> WHAT IS ASKED
Exact repetition is required: output every record in full.

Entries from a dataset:
————
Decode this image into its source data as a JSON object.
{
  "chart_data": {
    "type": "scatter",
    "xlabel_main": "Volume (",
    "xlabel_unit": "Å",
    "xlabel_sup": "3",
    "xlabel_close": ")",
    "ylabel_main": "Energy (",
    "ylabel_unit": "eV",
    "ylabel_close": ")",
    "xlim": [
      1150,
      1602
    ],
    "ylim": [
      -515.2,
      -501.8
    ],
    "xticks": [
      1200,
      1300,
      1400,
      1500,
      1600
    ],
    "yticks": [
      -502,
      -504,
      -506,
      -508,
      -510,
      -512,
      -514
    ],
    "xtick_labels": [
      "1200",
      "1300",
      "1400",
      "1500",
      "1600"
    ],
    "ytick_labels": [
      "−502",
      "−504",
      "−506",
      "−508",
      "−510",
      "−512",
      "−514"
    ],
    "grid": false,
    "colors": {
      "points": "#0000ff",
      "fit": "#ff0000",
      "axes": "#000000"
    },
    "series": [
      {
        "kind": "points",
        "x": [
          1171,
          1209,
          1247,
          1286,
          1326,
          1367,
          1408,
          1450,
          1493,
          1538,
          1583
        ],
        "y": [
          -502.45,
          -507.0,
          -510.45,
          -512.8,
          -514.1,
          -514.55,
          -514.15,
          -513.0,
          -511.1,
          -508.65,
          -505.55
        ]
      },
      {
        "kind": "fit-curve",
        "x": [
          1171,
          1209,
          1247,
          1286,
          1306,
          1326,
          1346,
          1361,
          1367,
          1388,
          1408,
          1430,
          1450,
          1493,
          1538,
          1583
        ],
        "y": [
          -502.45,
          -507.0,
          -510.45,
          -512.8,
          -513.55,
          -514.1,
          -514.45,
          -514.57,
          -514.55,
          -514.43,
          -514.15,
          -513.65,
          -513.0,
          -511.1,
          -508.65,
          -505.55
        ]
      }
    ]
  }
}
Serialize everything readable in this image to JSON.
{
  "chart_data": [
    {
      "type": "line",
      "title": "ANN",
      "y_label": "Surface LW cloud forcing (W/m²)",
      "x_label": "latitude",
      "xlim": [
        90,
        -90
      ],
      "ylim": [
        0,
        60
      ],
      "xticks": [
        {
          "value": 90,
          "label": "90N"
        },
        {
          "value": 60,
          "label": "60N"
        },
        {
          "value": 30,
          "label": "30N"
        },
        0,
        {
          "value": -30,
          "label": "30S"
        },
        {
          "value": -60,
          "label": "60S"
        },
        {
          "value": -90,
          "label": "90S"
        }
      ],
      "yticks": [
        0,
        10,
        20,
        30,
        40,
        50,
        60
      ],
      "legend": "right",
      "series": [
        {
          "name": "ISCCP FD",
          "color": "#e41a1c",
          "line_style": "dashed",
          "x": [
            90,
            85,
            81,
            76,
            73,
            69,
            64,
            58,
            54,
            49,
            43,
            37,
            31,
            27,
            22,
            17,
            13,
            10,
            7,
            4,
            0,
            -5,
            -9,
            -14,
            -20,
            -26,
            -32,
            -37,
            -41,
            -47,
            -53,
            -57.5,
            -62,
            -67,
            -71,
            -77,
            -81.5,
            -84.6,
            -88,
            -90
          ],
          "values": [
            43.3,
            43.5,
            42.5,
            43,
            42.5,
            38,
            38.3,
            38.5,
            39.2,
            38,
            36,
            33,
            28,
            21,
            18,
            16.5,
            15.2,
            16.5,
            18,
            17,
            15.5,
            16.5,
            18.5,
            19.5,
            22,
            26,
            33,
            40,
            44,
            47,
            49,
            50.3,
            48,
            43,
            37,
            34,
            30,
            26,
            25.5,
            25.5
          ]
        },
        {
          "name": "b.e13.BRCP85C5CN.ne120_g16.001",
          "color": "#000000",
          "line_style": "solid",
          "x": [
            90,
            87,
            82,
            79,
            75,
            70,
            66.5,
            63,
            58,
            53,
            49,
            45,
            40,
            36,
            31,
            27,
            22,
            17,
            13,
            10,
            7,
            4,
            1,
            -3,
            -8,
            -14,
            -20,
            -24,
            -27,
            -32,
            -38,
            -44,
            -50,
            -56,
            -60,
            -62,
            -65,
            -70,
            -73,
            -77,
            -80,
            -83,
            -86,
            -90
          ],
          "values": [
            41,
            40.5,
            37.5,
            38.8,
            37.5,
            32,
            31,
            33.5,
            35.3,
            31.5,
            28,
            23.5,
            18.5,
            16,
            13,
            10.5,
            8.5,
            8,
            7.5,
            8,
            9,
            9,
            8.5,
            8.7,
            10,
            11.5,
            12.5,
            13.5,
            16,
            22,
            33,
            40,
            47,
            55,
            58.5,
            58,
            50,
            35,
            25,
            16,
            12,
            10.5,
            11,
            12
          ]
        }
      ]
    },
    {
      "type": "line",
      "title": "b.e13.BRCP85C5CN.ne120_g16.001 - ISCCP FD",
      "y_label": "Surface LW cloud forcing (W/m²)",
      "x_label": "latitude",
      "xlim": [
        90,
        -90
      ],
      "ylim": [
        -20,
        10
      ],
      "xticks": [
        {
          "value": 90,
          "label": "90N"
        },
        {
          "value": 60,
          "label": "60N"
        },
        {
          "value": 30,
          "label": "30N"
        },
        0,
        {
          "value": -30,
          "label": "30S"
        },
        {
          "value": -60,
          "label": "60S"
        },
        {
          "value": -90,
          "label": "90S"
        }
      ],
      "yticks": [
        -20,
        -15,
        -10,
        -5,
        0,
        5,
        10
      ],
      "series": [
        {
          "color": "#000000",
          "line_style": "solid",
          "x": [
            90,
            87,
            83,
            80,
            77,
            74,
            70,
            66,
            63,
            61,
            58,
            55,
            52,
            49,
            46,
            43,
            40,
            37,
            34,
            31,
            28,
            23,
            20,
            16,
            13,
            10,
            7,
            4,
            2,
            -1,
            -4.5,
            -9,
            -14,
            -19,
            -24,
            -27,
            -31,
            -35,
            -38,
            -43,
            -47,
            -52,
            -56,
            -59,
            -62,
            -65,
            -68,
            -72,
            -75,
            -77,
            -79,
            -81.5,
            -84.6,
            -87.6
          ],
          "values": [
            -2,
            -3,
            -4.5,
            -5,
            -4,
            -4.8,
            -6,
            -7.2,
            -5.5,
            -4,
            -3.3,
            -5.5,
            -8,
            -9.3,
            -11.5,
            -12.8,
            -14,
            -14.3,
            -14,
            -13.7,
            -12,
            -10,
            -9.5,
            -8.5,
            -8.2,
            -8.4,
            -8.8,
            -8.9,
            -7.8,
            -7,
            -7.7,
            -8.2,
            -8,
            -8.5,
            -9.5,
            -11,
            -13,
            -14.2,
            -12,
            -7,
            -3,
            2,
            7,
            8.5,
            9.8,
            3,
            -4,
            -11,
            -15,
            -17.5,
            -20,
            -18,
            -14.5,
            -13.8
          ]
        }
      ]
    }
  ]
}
————
> RESULT OF THIS TASK
Decode this image into its source data as a JSON object.
{
  "chart_data": {
    "type": "scatter",
    "xlabel_main": "Volume (",
    "xlabel_unit": "Å",
    "xlabel_sup": "3",
    "xlabel_close": ")",
    "ylabel_main": "Energy (",
    "ylabel_unit": "eV",
    "ylabel_close": ")",
    "xlim": [
      1150,
      1602
    ],
    "ylim": [
      -515.2,
      -501.8
    ],
    "xticks": [
      1200,
      1300,
      1400,
      1500,
      1600
    ],
    "yticks": [
      -502,
      -504,
      -506,
      -508,
      -510,
      -512,
      -514
    ],
    "xtick_labels": [
      "1200",
      "1300",
      "1400",
      "1500",
      "1600"
    ],
    "ytick_labels": [
      "−502",
      "−504",
      "−506",
      "−508",
      "−510",
      "−512",
      "−514"
    ],
    "grid": false,
    "colors": {
      "points": "#0000ff",
      "fit": "#ff0000",
      "axes": "#000000"
    },
    "series": [
      {
        "kind": "points",
        "x": [
          1171,
          1209,
          1247,
          1286,
          1326,
          1367,
          1408,
          1450,
          1493,
          1538,
          1583
        ],
        "y": [
          -502.45,
          -507.0,
          -510.45,
          -512.8,
          -514.1,
          -514.55,
          -514.15,
          -513.0,
          -511.1,
          -508.65,
          -505.55
        ]
      },
      {
        "kind": "fit-curve",
        "x": [
          1171,
          1209,
          1247,
          1286,
          1306,
          1326,
          1346,
          1361,
          1367,
          1388,
          1408,
          1430,
          1450,
          1493,
          1538,
          1583
        ],
        "y": [
          -502.45,
          -507.0,
          -510.45,
          -512.8,
          -513.55,
          -514.1,
          -514.45,
          -514.57,
          -514.55,
          -514.43,
          -514.15,
          -513.65,
          -513.0,
          -511.1,
          -508.65,
          -505.55
        ]
      }
    ]
  }
}
Serialize everything readable in this image to JSON.
{
  "chart_data": [
    {
      "type": "line",
      "title": "ANN",
      "y_label": "Surface LW cloud forcing (W/m²)",
      "x_label": "latitude",
      "xlim": [
        90,
        -90
      ],
      "ylim": [
        0,
        60
      ],
      "xticks": [
        {
          "value": 90,
          "label": "90N"
        },
        {
          "value": 60,
          "label": "60N"
        },
        {
          "value": 30,
          "label": "30N"
        },
        0,
        {
          "value": -30,
          "label": "30S"
        },
        {
          "value": -60,
          "label": "60S"
        },
        {
          "value": -90,
          "label": "90S"
        }
      ],
      "yticks": [
        0,
        10,
        20,
        30,
        40,
        50,
        60
      ],
      "legend": "right",
      "series": [
        {
          "name": "ISCCP FD",
          "color": "#e41a1c",
          "line_style": "dashed",
          "x": [
            90,
            85,
            81,
            76,
            73,
            69,
            64,
            58,
            54,
            49,
            43,
            37,
            31,
            27,
            22,
            17,
            13,
            10,
            7,
            4,
            0,
            -5,
            -9,
            -14,
            -20,
            -26,
            -32,
            -37,
            -41,
            -47,
            -53,
            -57.5,
            -62,
            -67,
            -71,
            -77,
            -81.5,
            -84.6,
            -88,
            -90
          ],
          "values": [
            43.3,
            43.5,
            42.5,
            43,
            42.5,
            38,
            38.3,
            38.5,
            39.2,
            38,
            36,
            33,
            28,
            21,
            18,
            16.5,
            15.2,
            16.5,
            18,
            17,
            15.5,
            16.5,
            18.5,
            19.5,
            22,
            26,
            33,
            40,
            44,
            47,
            49,
            50.3,
            48,
            43,
            37,
            34,
            30,
            26,
            25.5,
            25.5
          ]
        },
        {
          "name": "b.e13.BRCP85C5CN.ne120_g16.001",
          "color": "#000000",
          "line_style": "solid",
          "x": [
            90,
            87,
            82,
            79,
            75,
            70,
            66.5,
            63,
            58,
            53,
            49,
            45,
            40,
            36,
            31,
            27,
            22,
            17,
            13,
            10,
            7,
            4,
            1,
            -3,
            -8,
            -14,
            -20,
            -24,
            -27,
            -32,
            -38,
            -44,
            -50,
            -56,
            -60,
            -62,
            -65,
            -70,
            -73,
            -77,
            -80,
            -83,
            -86,
            -90
          ],
          "values": [
            41,
            40.5,
            37.5,
            38.8,
            37.5,
            32,
            31,
            33.5,
            35.3,
            31.5,
            28,
            23.5,
            18.5,
            16,
            13,
            10.5,
            8.5,
            8,
            7.5,
            8,
            9,
            9,
            8.5,
            8.7,
            10,
            11.5,
            12.5,
            13.5,
            16,
            22,
            33,
            40,
            47,
            55,
            58.5,
            58,
            50,
            35,
            25,
            16,
            12,
            10.5,
            11,
            12
          ]
        }
      ]
    },
    {
      "type": "line",
      "title": "b.e13.BRCP85C5CN.ne120_g16.001 - ISCCP FD",
      "y_label": "Surface LW cloud forcing (W/m²)",
      "x_label": "latitude",
      "xlim": [
        90,
        -90
      ],
      "ylim": [
        -20,
        10
      ],
      "xticks": [
        {
          "value": 90,
          "label": "90N"
        },
        {
          "value": 60,
          "label": "60N"
        },
        {
          "value": 30,
          "label": "30N"
        },
        0,
        {
          "value": -30,
          "label": "30S"
        },
        {
          "value": -60,
          "label": "60S"
        },
        {
          "value": -90,
          "label": "90S"
        }
      ],
      "yticks": [
        -20,
        -15,
        -10,
        -5,
        0,
        5,
        10
      ],
      "series": [
        {
          "color": "#000000",
          "line_style": "solid",
          "x": [
            90,
            87,
            83,
            80,
            77,
            74,
            70,
            66,
            63,
            61,
            58,
            55,
            52,
            49,
            46,
            43,
            40,
            37,
            34,
            31,
            28,
            23,
            20,
            16,
            13,
            10,
            7,
            4,
            2,
            -1,
            -4.5,
            -9,
            -14,
            -19,
            -24,
            -27,
            -31,
            -35,
            -38,
            -43,
            -47,
            -52,
            -56,
            -59,
            -62,
            -65,
            -68,
            -72,
            -75,
            -77,
            -79,
            -81.5,
            -84.6,
            -87.6
          ],
          "values": [
            -2,
            -3,
            -4.5,
            -5,
            -4,
            -4.8,
            -6,
            -7.2,
            -5.5,
            -4,
            -3.3,
            -5.5,
            -8,
            -9.3,
            -11.5,
            -12.8,
            -14,
            -14.3,
            -14,
            -13.7,
            -12,
            -10,
            -9.5,
            -8.5,
            -8.2,
            -8.4,
            -8.8,
            -8.9,
            -7.8,
            -7,
            -7.7,
            -8.2,
            -8,
            -8.5,
            -9.5,
            -11,
            -13,
            -14.2,
            -12,
            -7,
            -3,
            2,
            7,
            8.5,
            9.8,
            3,
            -4,
            -11,
            -15,
            -17.5,
            -20,
            -18,
            -14.5,
            -13.8
          ]
        }
      ]
    }
  ]
}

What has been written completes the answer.